» PROBLEM SET:
1) In the Still Here piece, since what year has Geoff Wichert been a regular contributor to 15 Bytes?
2) Retype the Still Here piece from "Still Here: Geoff" to "to 15 Bytes.".
3) List everything the Still Here piece says an artist must stick to the studio against.

» SELECTED EXTRACT:
:::
Still Here

Still Here: Geoff Wichert

With our “Still Here” series, we are checking in with members of Utah’s art community to see what the past several months have meant for them. Geoff Wichert has degrees in critical writing and creative nonfiction. His articles on Glass Art have been published internationally and he has taught art at the college level. Since 2006, he has been a regular contributor to 15 Bytes.

The primary requisite of an artist is the ability to remain in one place. Once it was in front of an easel; today it might be a computer terminal. So let’s just call it the studio. To succeed, an artist must stick to that spot against temptation, against distraction, and most of all, against loneliness and self-doubt, until the task is done. Here for the artist is whatever form the studio takes on a given day, and for an artist to say I am still here is to say I am still an artist.

That’s not so true for a critic. If I’m at my keyboard, it means I’m not done expressing my response to an artwork. That’s the work of a craftsman: a journalist, perhaps, or when I’m at my best, a poet. But the labor of criticism, while it may be continued and completed in solitude, in a studio — that labor is necessarily done in front of a work of art. My primary task is to see what’s actually there. Often the work of art can be held in memory. Sketches and photos can extend the time spent in the artwork’s presence. But the characteristic locale of criticism is somewhere else: out, away, on the road.
:::
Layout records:
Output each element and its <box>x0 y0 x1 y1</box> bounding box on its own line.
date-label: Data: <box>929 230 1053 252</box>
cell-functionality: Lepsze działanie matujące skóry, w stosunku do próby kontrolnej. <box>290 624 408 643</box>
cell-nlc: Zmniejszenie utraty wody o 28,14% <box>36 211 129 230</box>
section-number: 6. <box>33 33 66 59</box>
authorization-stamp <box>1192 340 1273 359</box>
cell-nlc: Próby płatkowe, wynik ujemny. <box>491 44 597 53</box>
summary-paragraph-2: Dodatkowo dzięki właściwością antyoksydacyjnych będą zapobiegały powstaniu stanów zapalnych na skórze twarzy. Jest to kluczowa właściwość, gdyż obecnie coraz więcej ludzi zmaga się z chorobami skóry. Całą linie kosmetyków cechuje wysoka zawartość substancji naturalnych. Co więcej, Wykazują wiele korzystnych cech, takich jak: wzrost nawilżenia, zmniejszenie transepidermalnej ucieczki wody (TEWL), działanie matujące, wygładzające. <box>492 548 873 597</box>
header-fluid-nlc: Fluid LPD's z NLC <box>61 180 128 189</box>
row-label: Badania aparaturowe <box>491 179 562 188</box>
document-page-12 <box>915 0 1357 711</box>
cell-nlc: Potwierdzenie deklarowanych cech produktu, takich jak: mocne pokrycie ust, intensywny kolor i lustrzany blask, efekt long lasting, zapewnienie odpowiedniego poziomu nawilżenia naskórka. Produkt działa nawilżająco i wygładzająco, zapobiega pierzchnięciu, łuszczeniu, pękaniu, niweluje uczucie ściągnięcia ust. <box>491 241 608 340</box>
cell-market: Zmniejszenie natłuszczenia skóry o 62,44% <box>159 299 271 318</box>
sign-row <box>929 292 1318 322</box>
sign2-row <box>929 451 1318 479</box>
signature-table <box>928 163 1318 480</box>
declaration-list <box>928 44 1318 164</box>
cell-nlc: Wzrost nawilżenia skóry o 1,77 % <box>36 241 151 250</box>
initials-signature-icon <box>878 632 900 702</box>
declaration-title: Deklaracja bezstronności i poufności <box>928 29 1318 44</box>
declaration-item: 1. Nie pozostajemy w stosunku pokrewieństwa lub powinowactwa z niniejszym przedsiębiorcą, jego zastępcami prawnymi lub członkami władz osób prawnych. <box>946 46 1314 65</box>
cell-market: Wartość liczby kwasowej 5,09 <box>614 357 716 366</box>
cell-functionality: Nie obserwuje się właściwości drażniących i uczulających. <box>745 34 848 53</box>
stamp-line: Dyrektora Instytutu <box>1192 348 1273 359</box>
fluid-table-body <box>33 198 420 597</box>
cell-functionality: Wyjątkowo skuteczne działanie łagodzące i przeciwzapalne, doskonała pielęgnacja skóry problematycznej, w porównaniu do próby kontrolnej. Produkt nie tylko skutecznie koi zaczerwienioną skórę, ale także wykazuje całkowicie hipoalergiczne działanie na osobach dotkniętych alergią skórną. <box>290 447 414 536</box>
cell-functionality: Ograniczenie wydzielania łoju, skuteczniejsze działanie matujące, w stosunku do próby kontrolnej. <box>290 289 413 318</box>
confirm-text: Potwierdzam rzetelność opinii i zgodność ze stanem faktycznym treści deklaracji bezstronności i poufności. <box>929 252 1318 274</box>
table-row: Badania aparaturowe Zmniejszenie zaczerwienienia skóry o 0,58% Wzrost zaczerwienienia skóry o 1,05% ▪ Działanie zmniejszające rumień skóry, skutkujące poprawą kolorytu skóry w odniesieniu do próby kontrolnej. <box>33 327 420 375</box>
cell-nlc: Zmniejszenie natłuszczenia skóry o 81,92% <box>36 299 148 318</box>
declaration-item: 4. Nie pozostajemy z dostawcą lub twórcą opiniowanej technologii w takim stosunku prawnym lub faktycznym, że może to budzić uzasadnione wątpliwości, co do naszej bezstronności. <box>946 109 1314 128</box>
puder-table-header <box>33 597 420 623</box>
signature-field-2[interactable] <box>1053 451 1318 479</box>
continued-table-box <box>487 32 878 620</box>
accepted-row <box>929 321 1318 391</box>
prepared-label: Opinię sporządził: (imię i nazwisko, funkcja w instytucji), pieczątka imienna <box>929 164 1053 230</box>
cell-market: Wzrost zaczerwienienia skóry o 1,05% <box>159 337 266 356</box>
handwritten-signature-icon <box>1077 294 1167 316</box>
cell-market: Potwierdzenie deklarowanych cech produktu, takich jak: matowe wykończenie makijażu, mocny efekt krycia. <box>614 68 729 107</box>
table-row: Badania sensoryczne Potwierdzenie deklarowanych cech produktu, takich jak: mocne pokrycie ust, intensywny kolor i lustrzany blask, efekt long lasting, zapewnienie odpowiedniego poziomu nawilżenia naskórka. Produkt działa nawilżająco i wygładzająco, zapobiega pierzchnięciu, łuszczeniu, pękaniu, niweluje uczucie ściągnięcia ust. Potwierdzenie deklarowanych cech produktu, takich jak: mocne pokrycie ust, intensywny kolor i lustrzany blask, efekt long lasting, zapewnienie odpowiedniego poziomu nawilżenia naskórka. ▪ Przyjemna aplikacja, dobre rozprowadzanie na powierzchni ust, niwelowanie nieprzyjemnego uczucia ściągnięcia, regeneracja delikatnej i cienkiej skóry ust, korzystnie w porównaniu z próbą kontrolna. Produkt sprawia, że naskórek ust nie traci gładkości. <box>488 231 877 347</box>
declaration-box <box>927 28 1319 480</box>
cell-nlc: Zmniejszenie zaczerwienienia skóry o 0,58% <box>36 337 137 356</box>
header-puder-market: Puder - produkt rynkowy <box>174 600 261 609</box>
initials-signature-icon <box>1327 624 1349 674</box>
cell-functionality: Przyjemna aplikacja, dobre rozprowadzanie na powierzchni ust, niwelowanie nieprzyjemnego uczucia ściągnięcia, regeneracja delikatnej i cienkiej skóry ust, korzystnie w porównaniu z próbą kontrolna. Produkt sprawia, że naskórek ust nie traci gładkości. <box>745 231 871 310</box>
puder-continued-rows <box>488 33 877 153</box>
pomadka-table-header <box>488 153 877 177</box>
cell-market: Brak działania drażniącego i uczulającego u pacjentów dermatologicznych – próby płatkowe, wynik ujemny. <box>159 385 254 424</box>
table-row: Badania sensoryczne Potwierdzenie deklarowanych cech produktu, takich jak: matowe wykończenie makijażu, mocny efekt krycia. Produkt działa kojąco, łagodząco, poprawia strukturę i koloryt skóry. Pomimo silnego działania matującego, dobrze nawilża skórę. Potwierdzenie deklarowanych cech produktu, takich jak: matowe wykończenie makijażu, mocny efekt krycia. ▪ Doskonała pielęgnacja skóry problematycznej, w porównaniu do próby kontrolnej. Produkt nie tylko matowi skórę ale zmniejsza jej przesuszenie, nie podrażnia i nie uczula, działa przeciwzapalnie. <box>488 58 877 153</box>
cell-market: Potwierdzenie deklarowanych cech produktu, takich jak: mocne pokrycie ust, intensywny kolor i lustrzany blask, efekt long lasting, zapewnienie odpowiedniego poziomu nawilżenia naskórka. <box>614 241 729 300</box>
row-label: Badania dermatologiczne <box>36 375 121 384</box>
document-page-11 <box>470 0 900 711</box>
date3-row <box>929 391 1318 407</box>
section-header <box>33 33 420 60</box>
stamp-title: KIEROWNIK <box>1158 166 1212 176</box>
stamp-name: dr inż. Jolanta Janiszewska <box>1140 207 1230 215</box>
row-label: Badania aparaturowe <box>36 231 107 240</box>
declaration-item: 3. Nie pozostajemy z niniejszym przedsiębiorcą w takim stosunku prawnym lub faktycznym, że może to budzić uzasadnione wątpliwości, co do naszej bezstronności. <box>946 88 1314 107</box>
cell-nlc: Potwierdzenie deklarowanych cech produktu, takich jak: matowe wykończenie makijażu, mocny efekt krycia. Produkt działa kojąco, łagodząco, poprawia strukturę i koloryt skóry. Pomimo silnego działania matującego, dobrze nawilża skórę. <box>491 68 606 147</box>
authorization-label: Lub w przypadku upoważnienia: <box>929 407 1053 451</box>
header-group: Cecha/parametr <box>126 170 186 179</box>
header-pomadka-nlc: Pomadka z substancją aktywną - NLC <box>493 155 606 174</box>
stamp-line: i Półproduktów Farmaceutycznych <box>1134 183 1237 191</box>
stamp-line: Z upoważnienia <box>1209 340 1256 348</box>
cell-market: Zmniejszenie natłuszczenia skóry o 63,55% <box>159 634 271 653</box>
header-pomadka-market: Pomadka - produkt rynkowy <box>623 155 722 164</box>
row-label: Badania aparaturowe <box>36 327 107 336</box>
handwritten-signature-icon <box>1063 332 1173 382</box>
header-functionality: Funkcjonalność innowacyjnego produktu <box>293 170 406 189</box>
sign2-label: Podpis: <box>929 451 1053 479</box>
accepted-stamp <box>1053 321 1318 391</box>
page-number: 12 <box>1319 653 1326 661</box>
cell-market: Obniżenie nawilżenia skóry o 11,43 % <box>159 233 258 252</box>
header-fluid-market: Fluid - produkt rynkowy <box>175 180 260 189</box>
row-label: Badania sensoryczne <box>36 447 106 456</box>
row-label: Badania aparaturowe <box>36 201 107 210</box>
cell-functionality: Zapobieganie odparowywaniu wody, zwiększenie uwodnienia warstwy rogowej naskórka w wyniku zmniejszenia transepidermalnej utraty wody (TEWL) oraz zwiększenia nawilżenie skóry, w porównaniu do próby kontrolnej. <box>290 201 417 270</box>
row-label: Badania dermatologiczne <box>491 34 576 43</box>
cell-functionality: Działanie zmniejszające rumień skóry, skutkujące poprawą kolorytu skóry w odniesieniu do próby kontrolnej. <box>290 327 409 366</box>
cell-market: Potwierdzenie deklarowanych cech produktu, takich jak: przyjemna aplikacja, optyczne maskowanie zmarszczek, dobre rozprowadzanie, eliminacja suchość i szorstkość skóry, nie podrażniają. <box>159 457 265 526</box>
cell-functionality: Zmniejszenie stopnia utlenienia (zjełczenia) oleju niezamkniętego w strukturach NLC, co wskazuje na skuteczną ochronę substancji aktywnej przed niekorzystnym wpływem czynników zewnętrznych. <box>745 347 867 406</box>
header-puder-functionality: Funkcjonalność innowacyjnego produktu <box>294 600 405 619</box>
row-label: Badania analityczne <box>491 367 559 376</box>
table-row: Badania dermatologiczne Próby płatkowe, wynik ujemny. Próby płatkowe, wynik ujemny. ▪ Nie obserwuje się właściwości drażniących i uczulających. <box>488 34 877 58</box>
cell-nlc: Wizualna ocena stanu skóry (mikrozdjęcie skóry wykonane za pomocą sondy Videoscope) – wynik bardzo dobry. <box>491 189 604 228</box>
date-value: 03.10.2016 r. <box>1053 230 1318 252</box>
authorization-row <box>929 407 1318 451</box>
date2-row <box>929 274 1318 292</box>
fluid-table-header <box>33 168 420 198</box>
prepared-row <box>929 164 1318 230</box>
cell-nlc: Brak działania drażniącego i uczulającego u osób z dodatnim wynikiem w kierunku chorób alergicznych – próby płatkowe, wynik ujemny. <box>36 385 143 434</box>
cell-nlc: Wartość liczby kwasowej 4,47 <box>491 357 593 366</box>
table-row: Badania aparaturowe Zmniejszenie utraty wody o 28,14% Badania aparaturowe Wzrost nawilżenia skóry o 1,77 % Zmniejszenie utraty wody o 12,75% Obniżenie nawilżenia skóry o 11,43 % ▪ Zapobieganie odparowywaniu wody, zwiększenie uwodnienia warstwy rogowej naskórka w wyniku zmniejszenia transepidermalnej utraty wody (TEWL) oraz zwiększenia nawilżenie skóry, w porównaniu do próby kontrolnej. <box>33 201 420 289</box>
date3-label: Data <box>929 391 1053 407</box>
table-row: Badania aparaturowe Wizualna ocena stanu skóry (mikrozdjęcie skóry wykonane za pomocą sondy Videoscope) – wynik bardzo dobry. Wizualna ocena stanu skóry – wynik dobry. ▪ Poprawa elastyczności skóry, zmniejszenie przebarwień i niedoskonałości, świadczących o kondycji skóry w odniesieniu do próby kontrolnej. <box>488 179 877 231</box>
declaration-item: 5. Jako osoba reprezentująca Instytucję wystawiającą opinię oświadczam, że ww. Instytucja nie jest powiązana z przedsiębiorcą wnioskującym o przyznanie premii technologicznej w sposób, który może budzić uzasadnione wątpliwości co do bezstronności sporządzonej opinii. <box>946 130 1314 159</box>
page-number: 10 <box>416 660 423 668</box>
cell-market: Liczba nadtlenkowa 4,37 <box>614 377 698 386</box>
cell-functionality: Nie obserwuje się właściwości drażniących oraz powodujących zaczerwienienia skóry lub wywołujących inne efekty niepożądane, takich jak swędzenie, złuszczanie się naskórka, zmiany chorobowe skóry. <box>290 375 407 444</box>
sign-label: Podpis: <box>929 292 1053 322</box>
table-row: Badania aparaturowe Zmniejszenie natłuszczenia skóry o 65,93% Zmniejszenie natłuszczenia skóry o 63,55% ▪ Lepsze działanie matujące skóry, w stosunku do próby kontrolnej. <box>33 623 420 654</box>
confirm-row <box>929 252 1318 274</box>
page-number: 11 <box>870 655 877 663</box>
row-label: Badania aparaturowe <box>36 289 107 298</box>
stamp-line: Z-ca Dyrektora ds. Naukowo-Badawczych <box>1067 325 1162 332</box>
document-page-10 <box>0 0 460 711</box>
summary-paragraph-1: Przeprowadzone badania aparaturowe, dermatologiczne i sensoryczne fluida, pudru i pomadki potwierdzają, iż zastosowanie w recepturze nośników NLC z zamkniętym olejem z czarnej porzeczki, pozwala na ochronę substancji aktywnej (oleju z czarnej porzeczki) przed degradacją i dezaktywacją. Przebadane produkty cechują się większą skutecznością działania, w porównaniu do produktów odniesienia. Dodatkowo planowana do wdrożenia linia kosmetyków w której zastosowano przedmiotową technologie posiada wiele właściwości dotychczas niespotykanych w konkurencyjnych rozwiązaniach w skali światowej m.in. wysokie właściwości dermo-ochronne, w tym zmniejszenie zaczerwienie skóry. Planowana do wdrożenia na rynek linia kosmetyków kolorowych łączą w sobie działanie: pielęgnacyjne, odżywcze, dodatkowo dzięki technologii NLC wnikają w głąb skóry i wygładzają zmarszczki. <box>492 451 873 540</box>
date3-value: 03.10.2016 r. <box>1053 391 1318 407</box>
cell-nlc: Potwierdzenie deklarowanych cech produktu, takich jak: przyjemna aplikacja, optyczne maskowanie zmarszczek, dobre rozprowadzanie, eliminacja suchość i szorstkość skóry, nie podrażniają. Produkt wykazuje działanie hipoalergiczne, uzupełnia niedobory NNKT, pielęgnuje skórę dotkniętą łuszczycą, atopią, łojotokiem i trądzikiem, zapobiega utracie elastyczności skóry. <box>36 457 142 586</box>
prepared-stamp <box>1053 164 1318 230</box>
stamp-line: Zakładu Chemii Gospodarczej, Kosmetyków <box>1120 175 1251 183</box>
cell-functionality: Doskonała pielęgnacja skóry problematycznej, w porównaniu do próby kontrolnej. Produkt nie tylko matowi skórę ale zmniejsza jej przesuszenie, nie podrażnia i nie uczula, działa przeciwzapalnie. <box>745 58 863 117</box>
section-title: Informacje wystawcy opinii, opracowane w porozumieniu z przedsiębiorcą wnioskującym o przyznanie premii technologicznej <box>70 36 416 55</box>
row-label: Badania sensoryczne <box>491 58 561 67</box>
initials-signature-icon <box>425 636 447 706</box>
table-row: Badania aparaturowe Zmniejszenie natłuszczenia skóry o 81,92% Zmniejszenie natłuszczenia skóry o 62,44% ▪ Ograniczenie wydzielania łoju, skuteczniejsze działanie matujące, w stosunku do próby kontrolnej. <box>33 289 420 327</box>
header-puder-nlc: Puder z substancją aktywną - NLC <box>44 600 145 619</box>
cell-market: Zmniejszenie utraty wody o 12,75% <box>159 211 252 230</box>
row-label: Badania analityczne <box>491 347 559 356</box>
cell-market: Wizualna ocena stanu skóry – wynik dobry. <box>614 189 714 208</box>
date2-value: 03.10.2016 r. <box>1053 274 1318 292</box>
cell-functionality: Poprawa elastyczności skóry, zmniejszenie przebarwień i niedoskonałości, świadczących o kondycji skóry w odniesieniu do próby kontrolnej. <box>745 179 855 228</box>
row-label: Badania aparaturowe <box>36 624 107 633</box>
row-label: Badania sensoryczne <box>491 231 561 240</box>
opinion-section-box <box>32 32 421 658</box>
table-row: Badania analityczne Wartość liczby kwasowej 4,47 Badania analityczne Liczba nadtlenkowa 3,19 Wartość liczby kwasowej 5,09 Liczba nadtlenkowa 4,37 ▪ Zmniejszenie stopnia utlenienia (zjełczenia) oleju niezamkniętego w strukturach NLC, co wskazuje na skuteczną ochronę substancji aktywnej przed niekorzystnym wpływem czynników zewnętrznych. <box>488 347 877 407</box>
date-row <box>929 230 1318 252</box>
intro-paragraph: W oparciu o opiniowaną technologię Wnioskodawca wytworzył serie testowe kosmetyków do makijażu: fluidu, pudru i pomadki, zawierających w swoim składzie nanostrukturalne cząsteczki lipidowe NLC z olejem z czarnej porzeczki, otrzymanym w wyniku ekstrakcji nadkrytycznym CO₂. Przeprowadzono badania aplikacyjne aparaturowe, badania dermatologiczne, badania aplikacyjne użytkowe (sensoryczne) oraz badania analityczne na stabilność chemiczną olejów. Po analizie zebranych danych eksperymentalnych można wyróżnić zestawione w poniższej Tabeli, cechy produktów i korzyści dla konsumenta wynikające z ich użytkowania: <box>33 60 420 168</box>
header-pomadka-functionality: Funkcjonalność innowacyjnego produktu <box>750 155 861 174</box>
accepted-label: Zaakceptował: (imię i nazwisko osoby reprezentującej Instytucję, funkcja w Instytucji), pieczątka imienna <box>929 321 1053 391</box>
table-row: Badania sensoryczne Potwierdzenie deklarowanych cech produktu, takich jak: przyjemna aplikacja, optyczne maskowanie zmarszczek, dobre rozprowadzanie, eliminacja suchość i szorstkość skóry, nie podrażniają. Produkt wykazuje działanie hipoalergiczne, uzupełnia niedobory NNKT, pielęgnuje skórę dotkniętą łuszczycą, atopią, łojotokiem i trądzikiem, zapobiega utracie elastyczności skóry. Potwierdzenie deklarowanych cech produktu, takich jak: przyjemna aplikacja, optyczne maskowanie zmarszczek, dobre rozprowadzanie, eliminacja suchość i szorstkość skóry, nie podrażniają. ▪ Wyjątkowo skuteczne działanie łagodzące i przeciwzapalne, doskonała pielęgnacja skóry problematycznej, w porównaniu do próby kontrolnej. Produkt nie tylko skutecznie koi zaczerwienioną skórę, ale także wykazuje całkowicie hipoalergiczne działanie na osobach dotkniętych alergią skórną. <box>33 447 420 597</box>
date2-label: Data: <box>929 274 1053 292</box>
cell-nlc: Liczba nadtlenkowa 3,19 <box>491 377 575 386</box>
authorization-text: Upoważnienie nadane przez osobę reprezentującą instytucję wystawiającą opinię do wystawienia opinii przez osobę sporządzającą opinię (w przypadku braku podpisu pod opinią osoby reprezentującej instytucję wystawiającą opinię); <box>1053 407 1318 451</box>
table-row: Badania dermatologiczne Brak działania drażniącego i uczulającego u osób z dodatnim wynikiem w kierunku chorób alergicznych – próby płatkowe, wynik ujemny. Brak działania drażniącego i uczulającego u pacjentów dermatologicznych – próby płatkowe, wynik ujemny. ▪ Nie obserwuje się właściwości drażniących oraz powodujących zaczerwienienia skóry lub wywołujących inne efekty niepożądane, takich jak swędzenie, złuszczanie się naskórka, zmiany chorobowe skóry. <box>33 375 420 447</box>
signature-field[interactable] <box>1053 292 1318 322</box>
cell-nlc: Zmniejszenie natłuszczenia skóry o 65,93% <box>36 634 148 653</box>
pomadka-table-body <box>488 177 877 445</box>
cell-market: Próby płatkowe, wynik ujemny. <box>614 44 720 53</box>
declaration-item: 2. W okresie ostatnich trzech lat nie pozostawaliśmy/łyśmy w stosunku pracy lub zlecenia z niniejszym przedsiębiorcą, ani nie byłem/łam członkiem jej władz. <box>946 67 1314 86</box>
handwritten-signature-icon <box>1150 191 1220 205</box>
:::
» TASK RESPONSES:
1) Since 2006.

2)
Still Here: Geoff Wichert

With our “Still Here” series, we are checking in with members of Utah’s art community to see what the past several months have meant for them. Geoff Wichert has degrees in critical writing and creative nonfiction. His articles on Glass Art have been published internationally and he has taught art at the college level. Since 2006, he has been a regular contributor to 15 Bytes.

3) Temptation, distraction, loneliness, and self-doubt.